> [EXERCISE GOAL] Copy out, from the entries below, each line holding the string "text".

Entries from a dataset
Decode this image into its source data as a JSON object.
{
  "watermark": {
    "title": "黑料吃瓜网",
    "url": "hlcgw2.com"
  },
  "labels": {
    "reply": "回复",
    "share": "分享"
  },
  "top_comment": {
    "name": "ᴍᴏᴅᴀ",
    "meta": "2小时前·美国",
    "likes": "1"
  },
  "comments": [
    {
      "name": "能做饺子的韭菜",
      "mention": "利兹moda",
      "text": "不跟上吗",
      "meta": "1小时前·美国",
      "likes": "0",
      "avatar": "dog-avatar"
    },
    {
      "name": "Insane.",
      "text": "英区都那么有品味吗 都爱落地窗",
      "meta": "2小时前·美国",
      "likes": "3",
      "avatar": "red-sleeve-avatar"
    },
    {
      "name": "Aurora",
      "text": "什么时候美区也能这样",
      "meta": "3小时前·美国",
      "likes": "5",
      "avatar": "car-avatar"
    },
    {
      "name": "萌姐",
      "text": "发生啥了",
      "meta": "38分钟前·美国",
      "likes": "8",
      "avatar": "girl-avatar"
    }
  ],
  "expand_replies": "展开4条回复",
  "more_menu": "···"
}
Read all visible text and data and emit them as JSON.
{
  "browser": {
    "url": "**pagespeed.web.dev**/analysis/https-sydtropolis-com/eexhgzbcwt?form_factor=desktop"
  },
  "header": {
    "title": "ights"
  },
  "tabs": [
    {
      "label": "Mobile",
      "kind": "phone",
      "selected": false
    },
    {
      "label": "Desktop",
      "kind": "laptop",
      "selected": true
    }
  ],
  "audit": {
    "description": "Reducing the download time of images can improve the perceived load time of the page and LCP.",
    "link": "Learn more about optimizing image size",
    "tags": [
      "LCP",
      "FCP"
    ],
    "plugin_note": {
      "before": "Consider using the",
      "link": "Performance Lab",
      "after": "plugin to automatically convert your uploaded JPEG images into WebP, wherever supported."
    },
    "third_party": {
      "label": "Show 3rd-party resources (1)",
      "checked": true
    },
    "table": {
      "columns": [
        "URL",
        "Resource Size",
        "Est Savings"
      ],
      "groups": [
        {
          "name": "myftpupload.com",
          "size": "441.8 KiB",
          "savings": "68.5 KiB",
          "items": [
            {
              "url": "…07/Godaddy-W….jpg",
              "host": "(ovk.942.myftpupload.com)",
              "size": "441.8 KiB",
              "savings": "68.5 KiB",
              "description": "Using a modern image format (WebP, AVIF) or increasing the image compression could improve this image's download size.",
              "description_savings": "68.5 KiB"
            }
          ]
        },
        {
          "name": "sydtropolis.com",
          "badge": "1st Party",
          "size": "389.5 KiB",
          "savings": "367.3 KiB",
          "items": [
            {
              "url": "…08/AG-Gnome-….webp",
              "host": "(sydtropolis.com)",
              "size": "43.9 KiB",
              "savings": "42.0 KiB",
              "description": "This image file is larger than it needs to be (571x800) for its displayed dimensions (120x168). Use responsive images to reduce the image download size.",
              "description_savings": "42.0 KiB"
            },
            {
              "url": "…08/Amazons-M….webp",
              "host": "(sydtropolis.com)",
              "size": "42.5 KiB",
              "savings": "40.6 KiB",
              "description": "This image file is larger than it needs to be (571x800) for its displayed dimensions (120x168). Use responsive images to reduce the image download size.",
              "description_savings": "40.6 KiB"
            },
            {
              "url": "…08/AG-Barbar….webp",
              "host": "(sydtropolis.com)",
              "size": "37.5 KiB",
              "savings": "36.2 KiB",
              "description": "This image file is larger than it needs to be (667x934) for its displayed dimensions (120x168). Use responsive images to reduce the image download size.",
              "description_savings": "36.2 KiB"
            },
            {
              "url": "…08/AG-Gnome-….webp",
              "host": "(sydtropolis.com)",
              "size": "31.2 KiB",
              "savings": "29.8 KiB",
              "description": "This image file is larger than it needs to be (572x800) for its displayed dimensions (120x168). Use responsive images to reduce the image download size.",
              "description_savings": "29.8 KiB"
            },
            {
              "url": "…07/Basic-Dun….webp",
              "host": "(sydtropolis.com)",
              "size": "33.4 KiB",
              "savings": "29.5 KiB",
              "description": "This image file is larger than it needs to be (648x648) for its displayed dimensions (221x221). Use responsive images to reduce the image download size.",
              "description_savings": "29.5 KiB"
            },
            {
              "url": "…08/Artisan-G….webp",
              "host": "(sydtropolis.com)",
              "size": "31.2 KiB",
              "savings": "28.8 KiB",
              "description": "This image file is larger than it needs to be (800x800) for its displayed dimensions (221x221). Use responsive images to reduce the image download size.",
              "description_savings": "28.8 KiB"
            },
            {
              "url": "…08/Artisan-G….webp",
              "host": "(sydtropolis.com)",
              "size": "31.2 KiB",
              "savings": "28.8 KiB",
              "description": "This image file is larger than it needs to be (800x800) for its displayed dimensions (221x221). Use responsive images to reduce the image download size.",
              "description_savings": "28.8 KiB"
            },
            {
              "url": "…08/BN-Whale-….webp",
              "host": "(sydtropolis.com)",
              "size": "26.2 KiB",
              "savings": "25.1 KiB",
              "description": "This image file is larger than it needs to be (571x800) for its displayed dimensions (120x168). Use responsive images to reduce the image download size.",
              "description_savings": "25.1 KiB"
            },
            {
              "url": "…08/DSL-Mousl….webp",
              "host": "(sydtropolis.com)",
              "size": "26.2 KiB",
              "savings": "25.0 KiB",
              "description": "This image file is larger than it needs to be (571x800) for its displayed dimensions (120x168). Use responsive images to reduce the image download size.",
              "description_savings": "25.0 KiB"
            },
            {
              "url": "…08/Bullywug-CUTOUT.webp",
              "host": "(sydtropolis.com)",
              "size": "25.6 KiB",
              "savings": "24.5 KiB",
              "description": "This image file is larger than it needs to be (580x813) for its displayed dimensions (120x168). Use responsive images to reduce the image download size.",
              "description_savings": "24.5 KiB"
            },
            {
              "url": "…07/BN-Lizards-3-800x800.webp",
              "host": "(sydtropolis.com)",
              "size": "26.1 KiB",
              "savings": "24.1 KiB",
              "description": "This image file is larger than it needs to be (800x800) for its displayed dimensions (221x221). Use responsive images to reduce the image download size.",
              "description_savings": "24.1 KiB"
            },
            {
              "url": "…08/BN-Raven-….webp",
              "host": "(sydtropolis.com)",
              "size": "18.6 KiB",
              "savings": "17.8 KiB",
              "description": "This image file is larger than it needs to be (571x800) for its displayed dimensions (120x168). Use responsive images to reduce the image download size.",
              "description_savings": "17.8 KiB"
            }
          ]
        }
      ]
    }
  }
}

> [COMPLETED TASK]
      "text": "不跟上吗",
      "text": "英区都那么有品味吗 都爱落地窗",
      "text": "什么时候美区也能这样",
      "text": "发生啥了",
Read all visible text and data and emit them as JSON.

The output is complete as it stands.